SUPPLIED PASSAGE:
____________________
Verbal Origami

Dr. Joseph Barber

You can think of verbal origami as a the process of taking one of your skills-based experience bullet points from your resume and verbally folding and refolding it so that it can emphasize different skills for the different positions you might be applying to. Take this bullet as an example – you might have something like this in your resume:

  • Created new assessment tool as part of a team to determine success of new training methodology.

As written, the main emphasis of this bullet is on the creating skill; “created” is the action doing verb that will stand out to the reader as they are quickly scanning through a resume. Focusing on creating something would be ideal if the job description mentioned something about being creative, innovation, showing outside of the box thinking, and so on. Being creative is never a bad skill to have, but if you were applying for a position where other skills were more highly sought after, then it would be a good idea to think about how you might be able to emphasize those skills. You might pick a new experience to talk about, or you could use the same experience but put the emphasis on a different aspect – you could do some verbal folding. Here’s an example:

  • Collaborated with team of 2 MBA students and an engineer to develop an online assessment tool used to measure training outcomes.

This is the same experience, except for this time the emphasis is on team-work and collaboration. This bullet focuses in more detail on quantifiable elements that make the team feel like real people in a real-life contact, as it describes who was in the team and how many people were involved. Let’s fold some more:

  • Successfully used Qualtrics and SPSS to develop and analyze a 30-minute online assessment for training outcomes that is now used as a standard protocol and tool for evaluation in an office of 15 researchers.

Again, same experience but seen from a different perspective. In this case, the technical skills are emphasized. Compared to the last two examples, this bullet point also adds a new element – an outcome. Having outcomes is important, as the outcomes demonstrate how effective the skill is. The reader feels more confident that the technical skills are effective because the evidence points to the fact that others saw value in them (the 15 researchers in the office thought they were useful).

So, this is just a quick reminder that you always use multiple skills in whatever you do, but your job in a resume is to draw attention to the skills that are most relevant to the reader. To do that, you sometimes have to verbally fold and refold you experiences so that the right skills are emphasized in the right way.

Author: Joseph

Joseph Barber is a Senior Associate Director at Career Services serving graduate students and postdocs. He has a PhD in animal behaviour and animal welfare, and continues to teach these subjects as an adjunct professor at Hunter College (CUNY).
____________________
APPLY WHAT YOU READ:
1: In the verbal origami text, which two software tools does the third resume bullet name?
2: Rewrite the verbal origami text between "Author: Joseph" and "Hunter College (CUNY).", inclusive, replacing "animal welfare" with "animal cognition".
3: Using the verbal origami text, decide whether each statement agrees with it, answering yes or no and quoting the words that settle it: (a) The first bullet mainly emphasizes the creating skill. (b) The second bullet describes a team of three MBA students. (c) The third bullet adds an outcome that the first two lack.
The listing that follows has nothing to do with the text above.

[Source data]
____________________
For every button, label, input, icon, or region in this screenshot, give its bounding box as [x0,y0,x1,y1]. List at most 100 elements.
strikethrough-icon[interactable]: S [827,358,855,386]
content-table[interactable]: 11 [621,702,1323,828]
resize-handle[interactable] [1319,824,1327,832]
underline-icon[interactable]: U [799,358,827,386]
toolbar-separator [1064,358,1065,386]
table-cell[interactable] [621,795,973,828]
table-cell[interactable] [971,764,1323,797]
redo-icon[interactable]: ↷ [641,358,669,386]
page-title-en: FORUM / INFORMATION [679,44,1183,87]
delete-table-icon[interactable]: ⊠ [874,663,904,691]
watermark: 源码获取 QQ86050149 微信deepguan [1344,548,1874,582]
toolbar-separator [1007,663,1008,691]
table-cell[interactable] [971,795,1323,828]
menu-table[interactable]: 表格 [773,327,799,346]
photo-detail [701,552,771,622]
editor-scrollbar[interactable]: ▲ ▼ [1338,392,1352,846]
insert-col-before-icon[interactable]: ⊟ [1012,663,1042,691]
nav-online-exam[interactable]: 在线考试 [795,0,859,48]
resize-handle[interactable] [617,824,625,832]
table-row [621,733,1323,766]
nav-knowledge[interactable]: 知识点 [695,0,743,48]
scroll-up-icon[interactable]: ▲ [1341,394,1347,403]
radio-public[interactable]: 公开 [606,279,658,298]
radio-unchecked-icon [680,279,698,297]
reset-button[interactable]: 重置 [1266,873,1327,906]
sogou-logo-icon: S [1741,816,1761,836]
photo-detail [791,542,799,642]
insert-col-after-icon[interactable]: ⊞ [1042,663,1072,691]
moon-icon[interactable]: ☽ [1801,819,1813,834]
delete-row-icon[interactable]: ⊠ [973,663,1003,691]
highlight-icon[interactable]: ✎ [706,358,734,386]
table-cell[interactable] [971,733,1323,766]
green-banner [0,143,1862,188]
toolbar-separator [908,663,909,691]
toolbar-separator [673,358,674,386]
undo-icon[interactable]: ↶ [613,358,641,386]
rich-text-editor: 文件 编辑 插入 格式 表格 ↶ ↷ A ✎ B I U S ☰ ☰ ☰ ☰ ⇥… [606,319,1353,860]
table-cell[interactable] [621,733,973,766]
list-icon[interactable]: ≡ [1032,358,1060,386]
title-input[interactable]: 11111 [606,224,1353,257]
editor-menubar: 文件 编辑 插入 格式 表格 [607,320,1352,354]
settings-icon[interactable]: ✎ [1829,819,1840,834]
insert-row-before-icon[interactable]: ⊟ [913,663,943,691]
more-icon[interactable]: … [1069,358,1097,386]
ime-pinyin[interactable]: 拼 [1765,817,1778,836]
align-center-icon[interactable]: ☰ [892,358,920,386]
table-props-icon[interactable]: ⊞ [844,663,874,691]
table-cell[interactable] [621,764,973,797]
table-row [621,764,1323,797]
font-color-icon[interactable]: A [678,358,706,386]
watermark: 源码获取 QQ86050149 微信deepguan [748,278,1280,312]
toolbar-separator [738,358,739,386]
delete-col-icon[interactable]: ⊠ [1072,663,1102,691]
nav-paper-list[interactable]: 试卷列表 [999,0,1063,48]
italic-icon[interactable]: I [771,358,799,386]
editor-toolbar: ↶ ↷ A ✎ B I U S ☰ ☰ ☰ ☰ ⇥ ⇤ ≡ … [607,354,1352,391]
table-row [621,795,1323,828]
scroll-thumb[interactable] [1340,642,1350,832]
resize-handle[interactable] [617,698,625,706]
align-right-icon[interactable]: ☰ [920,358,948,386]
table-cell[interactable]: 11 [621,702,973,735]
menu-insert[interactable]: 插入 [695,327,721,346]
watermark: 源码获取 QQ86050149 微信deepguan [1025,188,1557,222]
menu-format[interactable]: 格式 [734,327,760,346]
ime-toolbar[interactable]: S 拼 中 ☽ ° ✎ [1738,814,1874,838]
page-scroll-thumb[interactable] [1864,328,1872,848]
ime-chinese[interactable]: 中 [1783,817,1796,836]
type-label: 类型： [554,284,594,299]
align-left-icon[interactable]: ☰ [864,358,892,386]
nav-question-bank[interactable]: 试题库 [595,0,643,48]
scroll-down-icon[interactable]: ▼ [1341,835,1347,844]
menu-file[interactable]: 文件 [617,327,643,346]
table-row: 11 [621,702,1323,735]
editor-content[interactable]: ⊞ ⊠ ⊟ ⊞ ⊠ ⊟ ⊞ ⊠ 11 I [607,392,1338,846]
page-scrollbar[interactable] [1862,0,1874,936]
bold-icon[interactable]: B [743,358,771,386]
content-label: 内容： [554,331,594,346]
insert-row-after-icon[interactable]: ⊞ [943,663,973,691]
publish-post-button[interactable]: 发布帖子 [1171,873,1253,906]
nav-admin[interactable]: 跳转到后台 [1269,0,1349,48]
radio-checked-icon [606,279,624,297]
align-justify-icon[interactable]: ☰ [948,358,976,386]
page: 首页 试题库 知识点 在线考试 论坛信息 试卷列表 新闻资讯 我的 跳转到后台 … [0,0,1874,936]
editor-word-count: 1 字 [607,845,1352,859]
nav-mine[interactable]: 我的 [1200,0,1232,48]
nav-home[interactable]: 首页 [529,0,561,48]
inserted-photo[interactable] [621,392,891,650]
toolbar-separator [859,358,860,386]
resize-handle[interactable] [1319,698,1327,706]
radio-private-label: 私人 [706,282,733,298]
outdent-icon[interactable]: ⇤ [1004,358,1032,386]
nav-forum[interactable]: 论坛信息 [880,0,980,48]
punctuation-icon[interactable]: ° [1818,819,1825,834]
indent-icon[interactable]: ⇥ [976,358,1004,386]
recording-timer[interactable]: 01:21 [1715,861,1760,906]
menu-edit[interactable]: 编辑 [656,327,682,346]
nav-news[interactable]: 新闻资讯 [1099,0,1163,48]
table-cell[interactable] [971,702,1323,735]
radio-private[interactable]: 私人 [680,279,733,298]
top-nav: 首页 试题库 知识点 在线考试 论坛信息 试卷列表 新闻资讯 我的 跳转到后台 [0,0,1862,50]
____________________
RESPONSES TO THE TASKS:
1: Qualtrics and SPSS.

2:
Author: Joseph

Joseph Barber is a Senior Associate Director at Career Services serving graduate students and postdocs. He has a PhD in animal behaviour and animal cognition, and continues to teach these subjects as an adjunct professor at Hunter College (CUNY).

3:
(a) Yes: "the main emphasis of this bullet is on the creating skill"
(b) No: "Collaborated with team of 2 MBA students and an engineer"
(c) Yes: "Compared to the last two examples, this bullet point also adds a new element – an outcome."